Dataset items
::::
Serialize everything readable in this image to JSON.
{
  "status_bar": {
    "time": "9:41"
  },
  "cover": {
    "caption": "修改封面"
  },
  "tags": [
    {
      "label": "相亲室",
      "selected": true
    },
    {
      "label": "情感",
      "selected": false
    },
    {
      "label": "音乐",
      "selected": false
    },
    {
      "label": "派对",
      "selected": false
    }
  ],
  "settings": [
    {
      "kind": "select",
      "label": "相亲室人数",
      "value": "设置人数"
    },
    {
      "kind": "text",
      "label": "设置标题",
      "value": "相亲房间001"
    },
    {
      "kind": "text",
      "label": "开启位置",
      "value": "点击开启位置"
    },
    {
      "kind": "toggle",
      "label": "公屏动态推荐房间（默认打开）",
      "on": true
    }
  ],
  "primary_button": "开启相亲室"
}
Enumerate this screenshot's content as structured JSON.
::::
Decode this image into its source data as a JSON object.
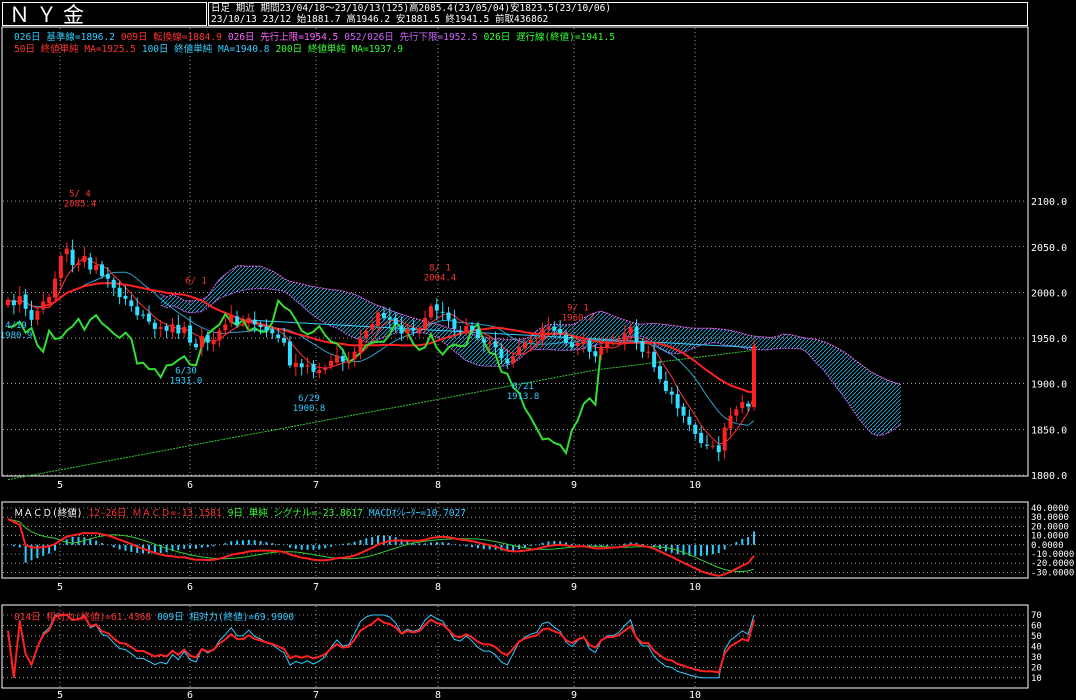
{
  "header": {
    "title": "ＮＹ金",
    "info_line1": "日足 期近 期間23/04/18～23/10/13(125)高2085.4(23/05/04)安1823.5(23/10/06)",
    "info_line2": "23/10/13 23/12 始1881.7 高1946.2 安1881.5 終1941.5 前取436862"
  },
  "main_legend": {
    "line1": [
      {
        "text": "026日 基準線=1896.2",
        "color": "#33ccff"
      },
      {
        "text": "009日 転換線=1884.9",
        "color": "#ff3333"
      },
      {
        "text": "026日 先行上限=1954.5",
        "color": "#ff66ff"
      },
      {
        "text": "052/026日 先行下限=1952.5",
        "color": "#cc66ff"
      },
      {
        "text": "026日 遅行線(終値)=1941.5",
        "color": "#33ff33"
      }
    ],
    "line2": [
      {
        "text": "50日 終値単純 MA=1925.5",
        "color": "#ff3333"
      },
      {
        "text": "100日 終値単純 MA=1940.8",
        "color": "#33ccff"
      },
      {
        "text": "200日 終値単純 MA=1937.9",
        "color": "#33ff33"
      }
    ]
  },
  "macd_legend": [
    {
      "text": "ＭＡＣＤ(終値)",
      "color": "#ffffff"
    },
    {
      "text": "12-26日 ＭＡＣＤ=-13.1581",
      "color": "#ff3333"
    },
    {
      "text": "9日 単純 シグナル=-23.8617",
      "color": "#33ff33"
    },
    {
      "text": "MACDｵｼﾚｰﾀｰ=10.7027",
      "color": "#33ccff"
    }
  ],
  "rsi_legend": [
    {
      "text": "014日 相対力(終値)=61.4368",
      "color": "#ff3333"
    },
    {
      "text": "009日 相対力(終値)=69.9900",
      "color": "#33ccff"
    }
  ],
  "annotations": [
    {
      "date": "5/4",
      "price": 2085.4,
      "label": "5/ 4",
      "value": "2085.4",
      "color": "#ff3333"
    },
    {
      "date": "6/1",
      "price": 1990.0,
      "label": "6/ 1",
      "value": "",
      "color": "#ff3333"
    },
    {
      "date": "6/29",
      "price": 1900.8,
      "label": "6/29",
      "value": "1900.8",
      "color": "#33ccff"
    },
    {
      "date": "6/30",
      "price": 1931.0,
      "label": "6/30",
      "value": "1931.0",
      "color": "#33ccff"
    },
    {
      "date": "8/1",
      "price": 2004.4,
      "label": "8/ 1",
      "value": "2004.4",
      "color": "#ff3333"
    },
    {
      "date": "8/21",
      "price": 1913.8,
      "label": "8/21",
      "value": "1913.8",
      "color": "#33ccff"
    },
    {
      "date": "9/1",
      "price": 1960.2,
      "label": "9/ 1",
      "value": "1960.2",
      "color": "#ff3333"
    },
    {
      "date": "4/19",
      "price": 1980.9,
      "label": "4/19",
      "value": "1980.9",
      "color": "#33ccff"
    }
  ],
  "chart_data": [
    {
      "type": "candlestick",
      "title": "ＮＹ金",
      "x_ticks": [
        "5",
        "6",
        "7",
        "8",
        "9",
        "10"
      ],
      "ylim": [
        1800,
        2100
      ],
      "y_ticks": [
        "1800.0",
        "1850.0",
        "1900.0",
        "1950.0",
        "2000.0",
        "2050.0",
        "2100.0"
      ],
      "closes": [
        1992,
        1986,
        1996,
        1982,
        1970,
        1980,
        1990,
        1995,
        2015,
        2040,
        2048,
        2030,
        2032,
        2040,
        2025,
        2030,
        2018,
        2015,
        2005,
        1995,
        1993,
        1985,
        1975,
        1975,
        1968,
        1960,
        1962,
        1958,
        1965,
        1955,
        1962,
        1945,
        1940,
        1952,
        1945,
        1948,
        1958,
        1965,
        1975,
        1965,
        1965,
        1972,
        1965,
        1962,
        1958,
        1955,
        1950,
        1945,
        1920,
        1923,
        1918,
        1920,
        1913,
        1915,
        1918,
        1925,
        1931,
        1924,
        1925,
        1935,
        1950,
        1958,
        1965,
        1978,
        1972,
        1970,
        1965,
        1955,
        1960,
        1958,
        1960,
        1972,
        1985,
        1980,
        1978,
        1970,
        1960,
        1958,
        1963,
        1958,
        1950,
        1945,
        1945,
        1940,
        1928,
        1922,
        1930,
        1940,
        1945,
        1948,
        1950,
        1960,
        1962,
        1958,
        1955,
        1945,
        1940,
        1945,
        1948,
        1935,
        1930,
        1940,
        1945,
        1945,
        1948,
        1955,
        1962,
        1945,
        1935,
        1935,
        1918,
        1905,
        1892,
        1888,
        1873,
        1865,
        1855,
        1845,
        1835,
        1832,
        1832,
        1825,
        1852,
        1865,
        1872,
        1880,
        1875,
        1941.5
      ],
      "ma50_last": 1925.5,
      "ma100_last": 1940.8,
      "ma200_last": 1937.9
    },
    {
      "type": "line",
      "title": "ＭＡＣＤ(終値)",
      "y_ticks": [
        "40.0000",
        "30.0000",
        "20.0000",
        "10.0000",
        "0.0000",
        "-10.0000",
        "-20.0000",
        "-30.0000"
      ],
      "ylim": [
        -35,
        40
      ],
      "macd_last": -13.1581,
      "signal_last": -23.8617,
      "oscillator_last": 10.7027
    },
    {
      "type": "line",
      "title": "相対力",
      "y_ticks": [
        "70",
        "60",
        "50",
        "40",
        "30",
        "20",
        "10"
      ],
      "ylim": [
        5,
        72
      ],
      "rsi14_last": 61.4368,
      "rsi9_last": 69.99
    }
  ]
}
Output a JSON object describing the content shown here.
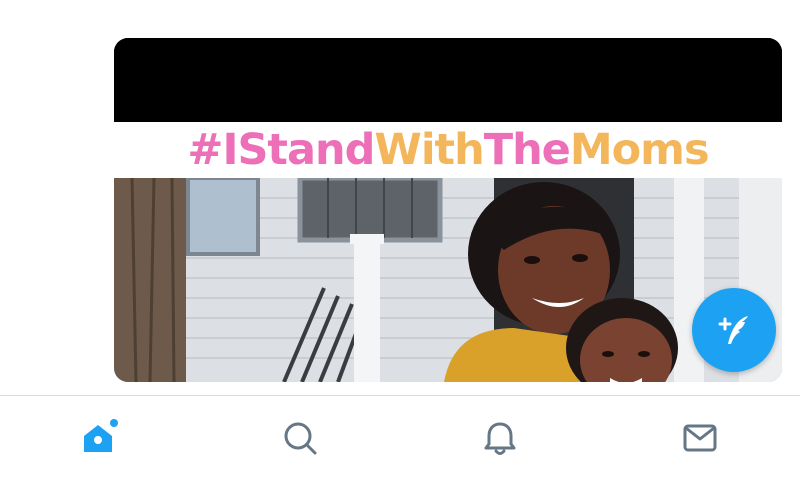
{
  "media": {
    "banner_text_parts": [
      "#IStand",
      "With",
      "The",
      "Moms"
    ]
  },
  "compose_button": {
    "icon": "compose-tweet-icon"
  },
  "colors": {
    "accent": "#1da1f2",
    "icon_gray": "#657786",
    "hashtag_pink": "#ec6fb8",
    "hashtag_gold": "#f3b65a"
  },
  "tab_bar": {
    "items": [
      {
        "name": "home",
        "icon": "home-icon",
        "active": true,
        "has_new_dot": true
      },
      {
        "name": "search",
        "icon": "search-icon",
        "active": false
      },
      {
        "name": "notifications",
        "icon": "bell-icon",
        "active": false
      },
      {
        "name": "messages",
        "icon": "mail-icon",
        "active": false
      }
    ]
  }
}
::::
YOUR GOAL: Print, from the entries above, the line with "Serialize everything readable", the line with "Enumerate this screenshot's" and all lines between them, exactly and with nothing else.

ANSWER:
Serialize everything readable in this image to JSON.
{
  "status_bar": {
    "time": "9:41"
  },
  "cover": {
    "caption": "修改封面"
  },
  "tags": [
    {
      "label": "相亲室",
      "selected": true
    },
    {
      "label": "情感",
      "selected": false
    },
    {
      "label": "音乐",
      "selected": false
    },
    {
      "label": "派对",
      "selected": false
    }
  ],
  "settings": [
    {
      "kind": "select",
      "label": "相亲室人数",
      "value": "设置人数"
    },
    {
      "kind": "text",
      "label": "设置标题",
      "value": "相亲房间001"
    },
    {
      "kind": "text",
      "label": "开启位置",
      "value": "点击开启位置"
    },
    {
      "kind": "toggle",
      "label": "公屏动态推荐房间（默认打开）",
      "on": true
    }
  ],
  "primary_button": "开启相亲室"
}
Enumerate this screenshot's content as structured JSON.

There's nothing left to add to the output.